- Work to do: Continue the passage on tillage and redvine control in early soybean plantings from where it stops.

[Begin Selected extract]

THE EARLY SOYBEAN production system (ESPS) uses early maturing cultivars that are planted from late March through late April in the midsouthern USA. These cultivars begin blooming in May, start setting pods in late May to early June, and reach full seed (R6) in mid-July to early August. The reason for using this system and its requisite early maturing cultivars is to avoid drought that can adversely affect later-maturing, full-season cultivars that are normally planted in early May and later. Using the ESPS results in maximum yields in the midsouthern USA (Heatherly and Spurlock, 1999; Heatherly, 1999a). Tillage system can affect growth of soybean in ESPS plantings (Heatherly and Spurlock, 2001), and this in turn may affect weed populations in early maturing soybean cultivars. These tillage-related weed management possibilities may entail adopting different weed control strategies for different tillage management systems used for ESPS plantings. Effect of tillage in combination with varying weed management on weed populations in and yields from nonirrigated ESPS plantings has not been determined.

Redvine is a perennial, woody dicot vine that occurs extensively in crop and non-crop lands in the lower Mississippi River alluvial flood plain. Redvine is difficult to control because it can propagate from a deep and extensive root system (Elmore et al., 1989a, 1989b). Shallow tillage (15 cm) is often ineffective for its control because new flushes of shoots emerge from large, long woody rootstocks that are not affected by such tillage. In fact, Koskinen and McWhorter (1986) predicted increased populations of perennial and biennial weeds such as redvine from using reduced tillage systems. It is surmised that deep tillage (subsoiling usually >30 cm deep) in the fall can physically break up the network of rootstocks, and root segments that are brought to the surface will be destroyed by exposure to ambient conditions in the winter and early spring. Thus, deep tillage of clay soils can be considered for managing problem perennial weeds such as redvine.

Some herbicides [e.g., acifluorfen (sodium (5-[2-chloro-4-(trifluoromethyl)phenox]-2-nitrobenzoate), glufosinate (glufosinate–ammonimum), and paraquat (1,1'-dimethyl-4,4'-bipyridinium dichloride)] effectively remove top growth of perennial weeds, but have little effect on the rootstock. Destruction of foliage is temporary and partial, and new sprouts subsequently arise. Glyphosate, a nonselective systemic herbicide, has activity on redvine. In greenhouse studies, glyphosate at 3.36 kg a.e. (acid-equivalent) ha^–1 controlled redvine 98% (Reddy, 2000). In field studies, however, control was <86% when two sequential applications of 840 g a.e. ha^–1 were applied to GR soybean (Reddy and Chachalis, 2000). The label use rate specifically limits single (1.68 kg a.e. ha^–1) and sequential (840 g a.e. ha^–1) in-season applications to <2.52 kg a.e. ha^–1 in GR soybean. Thus, effective control of redvine in transgenic soybean requires glyphosate applied at rates that are higher than those used for normal in-season weed control. The challenge, then, is to develop an economical strategy to manage redvine in soybean production systems that exploit the benefits of deep fall tillage and GR soybean cultivars.

[End Selected extract]
[Begin Raw records]

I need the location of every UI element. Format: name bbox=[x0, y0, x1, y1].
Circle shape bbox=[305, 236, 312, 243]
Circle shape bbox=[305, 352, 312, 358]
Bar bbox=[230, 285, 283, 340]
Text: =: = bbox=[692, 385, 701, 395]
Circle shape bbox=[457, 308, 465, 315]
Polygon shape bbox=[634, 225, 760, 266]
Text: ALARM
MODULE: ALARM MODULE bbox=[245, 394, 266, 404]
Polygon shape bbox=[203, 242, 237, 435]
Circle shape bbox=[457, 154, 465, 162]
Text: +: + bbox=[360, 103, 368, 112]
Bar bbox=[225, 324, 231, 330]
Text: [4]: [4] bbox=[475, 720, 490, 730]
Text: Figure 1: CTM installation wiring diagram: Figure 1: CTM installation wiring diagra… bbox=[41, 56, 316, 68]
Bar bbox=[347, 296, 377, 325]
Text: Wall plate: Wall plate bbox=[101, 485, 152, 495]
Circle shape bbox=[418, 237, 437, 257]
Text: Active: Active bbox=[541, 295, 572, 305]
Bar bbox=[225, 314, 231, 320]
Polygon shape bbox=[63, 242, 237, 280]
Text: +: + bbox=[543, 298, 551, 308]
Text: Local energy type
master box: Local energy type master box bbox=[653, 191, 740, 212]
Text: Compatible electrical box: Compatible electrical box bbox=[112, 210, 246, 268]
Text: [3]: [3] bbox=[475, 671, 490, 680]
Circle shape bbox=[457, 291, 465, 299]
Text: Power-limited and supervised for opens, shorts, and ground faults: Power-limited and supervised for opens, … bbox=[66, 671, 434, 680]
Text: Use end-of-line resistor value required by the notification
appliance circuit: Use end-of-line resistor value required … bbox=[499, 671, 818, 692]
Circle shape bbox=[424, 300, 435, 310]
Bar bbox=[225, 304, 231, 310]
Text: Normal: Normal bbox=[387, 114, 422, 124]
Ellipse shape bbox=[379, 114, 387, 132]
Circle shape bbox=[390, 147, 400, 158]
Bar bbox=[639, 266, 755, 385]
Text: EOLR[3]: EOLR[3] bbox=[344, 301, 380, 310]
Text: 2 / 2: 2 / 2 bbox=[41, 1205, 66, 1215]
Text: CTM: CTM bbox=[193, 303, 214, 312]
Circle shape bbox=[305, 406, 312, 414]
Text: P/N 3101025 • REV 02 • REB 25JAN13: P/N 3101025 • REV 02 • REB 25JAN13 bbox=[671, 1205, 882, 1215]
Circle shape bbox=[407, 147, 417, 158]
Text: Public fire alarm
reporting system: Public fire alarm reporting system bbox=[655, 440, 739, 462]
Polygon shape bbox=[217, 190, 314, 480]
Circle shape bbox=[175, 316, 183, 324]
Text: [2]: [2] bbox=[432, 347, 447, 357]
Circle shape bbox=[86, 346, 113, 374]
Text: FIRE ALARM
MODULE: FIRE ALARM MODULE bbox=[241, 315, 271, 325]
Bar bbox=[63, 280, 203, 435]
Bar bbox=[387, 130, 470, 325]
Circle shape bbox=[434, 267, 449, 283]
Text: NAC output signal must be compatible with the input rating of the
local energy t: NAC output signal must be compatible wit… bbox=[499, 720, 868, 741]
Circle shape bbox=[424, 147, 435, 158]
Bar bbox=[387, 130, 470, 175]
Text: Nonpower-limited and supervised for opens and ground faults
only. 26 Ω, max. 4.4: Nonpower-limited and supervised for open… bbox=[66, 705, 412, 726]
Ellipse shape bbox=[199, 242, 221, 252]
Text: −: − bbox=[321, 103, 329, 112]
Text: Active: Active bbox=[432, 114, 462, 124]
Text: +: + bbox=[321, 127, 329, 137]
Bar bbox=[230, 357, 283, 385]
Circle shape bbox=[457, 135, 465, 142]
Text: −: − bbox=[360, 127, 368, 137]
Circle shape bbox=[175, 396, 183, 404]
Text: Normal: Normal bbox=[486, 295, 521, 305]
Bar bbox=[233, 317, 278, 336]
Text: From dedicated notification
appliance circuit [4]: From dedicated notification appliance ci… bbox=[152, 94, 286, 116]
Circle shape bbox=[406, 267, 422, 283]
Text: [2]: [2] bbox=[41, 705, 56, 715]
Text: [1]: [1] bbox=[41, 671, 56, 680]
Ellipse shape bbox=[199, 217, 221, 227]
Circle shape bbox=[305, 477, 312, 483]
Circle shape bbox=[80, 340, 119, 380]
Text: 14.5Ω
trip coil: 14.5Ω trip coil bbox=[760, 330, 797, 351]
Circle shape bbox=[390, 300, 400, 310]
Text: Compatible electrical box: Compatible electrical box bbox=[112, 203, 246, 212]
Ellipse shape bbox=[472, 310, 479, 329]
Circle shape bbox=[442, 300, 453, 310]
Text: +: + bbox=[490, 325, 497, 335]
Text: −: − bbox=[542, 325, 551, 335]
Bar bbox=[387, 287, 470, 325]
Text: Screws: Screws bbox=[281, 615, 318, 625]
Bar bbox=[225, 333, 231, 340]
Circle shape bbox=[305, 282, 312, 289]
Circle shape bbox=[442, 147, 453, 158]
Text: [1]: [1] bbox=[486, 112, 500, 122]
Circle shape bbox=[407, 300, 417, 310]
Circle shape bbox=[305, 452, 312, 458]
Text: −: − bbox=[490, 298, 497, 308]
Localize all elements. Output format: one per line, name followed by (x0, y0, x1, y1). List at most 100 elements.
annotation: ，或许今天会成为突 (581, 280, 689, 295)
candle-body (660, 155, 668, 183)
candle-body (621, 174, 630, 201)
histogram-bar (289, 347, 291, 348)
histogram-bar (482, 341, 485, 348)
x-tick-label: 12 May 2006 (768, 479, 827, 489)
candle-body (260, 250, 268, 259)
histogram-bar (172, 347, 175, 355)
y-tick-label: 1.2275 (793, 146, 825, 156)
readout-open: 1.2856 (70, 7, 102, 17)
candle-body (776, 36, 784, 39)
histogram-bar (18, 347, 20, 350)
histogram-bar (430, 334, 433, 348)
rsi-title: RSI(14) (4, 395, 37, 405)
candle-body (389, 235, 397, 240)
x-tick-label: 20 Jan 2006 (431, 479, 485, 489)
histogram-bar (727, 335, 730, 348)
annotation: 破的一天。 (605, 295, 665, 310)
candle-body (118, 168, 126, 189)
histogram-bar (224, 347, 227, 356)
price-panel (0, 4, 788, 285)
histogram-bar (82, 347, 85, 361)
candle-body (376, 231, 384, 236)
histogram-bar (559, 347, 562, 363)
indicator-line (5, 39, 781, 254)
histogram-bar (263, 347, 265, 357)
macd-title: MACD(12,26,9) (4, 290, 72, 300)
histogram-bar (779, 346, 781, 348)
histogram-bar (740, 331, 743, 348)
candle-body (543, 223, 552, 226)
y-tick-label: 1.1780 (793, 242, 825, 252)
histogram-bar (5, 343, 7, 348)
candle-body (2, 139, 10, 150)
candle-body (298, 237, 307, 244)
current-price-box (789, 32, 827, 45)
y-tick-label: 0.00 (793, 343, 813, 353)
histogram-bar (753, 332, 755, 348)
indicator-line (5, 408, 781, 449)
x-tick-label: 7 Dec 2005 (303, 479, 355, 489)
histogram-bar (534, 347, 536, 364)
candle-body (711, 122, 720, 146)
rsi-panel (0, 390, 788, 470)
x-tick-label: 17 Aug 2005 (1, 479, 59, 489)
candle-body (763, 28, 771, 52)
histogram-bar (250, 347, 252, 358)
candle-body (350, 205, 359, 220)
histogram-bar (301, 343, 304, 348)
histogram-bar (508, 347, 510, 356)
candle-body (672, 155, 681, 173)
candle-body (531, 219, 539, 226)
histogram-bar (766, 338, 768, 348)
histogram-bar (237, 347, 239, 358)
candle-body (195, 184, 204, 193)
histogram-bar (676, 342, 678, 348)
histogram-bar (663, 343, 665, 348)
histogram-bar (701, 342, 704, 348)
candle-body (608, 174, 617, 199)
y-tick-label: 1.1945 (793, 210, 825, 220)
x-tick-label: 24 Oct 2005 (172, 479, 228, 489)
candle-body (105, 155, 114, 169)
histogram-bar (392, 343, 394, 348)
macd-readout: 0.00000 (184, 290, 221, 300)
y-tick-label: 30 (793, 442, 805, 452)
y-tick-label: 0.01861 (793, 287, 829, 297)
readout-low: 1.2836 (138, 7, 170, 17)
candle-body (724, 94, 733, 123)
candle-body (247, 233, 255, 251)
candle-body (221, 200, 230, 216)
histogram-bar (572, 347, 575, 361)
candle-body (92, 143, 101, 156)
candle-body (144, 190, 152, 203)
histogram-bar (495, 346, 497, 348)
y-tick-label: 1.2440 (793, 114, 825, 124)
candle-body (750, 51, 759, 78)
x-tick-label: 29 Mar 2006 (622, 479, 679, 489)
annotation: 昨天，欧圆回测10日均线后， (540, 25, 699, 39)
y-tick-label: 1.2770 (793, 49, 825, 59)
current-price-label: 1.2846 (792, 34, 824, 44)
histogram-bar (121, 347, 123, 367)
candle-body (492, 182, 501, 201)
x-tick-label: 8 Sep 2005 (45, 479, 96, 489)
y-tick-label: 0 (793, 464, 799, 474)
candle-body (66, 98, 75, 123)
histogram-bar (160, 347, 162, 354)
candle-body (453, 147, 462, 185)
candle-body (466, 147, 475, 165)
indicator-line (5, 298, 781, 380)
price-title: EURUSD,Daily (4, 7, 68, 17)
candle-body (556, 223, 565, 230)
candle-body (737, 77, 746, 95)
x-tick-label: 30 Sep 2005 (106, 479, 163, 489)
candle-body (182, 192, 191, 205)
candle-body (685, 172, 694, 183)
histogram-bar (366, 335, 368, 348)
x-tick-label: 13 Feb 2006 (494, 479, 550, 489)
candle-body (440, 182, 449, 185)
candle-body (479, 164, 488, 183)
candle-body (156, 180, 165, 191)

[End Raw records]

- Final answer:
Wesley and Smith (1991) performed deep tillage on a Tunica silty clay soil in the fall in Mississippi following soybean harvest when the soil profile was dry. They measured significant yield increases from soybean planted in May that was not irrigated in years when drought occurred during the growing season, and determined that net return was greatly increased from this practice (Wesley et al., 2000). The increased production was associated with increased moisture content in the soil, presumably because of greater infiltration and storage of winter rain resulting from deep tillage. This work has been used to promote deep tillage of dry clay soils in the fall in the midsouthern USA.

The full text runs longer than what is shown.